• _AIM_: Set down each entry from the block beneath, exactly as written.

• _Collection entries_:

========================================================================

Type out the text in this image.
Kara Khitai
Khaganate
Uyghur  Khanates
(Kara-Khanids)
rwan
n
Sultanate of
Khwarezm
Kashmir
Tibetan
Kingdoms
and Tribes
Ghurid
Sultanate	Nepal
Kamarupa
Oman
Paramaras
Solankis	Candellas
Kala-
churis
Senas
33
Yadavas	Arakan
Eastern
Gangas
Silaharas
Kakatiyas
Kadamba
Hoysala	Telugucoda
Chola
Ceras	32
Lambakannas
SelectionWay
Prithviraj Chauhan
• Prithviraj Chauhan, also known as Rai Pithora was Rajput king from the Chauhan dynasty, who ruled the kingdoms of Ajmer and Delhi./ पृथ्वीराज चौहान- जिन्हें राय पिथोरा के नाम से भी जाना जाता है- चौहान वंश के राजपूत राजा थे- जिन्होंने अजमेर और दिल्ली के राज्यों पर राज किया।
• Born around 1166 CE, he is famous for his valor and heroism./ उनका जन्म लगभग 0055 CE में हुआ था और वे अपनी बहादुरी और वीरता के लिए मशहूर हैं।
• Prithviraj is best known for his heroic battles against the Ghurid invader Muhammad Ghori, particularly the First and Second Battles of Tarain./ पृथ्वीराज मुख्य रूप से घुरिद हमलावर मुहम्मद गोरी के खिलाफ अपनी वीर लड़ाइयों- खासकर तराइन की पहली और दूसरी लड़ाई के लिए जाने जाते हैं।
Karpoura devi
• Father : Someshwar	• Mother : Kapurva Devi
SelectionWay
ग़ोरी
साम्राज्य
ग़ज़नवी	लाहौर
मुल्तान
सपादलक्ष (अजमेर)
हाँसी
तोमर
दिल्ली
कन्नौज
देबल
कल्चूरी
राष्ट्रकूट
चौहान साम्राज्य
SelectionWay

========================================================================

• _ANSWER_:
Type out the text in this image.
Kara Khitai
Khaganate
Uyghur  Khanates
(Kara-Khanids)
rwan
n
Sultanate of
Khwarezm
Kashmir
Tibetan
Kingdoms
and Tribes
Ghurid
Sultanate	Nepal
Kamarupa
Oman
Paramaras
Solankis	Candellas
Kala-
churis
Senas
33
Yadavas	Arakan
Eastern
Gangas
Silaharas
Kakatiyas
Kadamba
Hoysala	Telugucoda
Chola
Ceras	32
Lambakannas
SelectionWay
Prithviraj Chauhan
• Prithviraj Chauhan, also known as Rai Pithora was Rajput king from the Chauhan dynasty, who ruled the kingdoms of Ajmer and Delhi./ पृथ्वीराज चौहान- जिन्हें राय पिथोरा के नाम से भी जाना जाता है- चौहान वंश के राजपूत राजा थे- जिन्होंने अजमेर और दिल्ली के राज्यों पर राज किया।
• Born around 1166 CE, he is famous for his valor and heroism./ उनका जन्म लगभग 0055 CE में हुआ था और वे अपनी बहादुरी और वीरता के लिए मशहूर हैं।
• Prithviraj is best known for his heroic battles against the Ghurid invader Muhammad Ghori, particularly the First and Second Battles of Tarain./ पृथ्वीराज मुख्य रूप से घुरिद हमलावर मुहम्मद गोरी के खिलाफ अपनी वीर लड़ाइयों- खासकर तराइन की पहली और दूसरी लड़ाई के लिए जाने जाते हैं।
Karpoura devi
• Father : Someshwar	• Mother : Kapurva Devi
SelectionWay
ग़ोरी
साम्राज्य
ग़ज़नवी	लाहौर
मुल्तान
सपादलक्ष (अजमेर)
हाँसी
तोमर
दिल्ली
कन्नौज
देबल
कल्चूरी
राष्ट्रकूट
चौहान साम्राज्य
SelectionWay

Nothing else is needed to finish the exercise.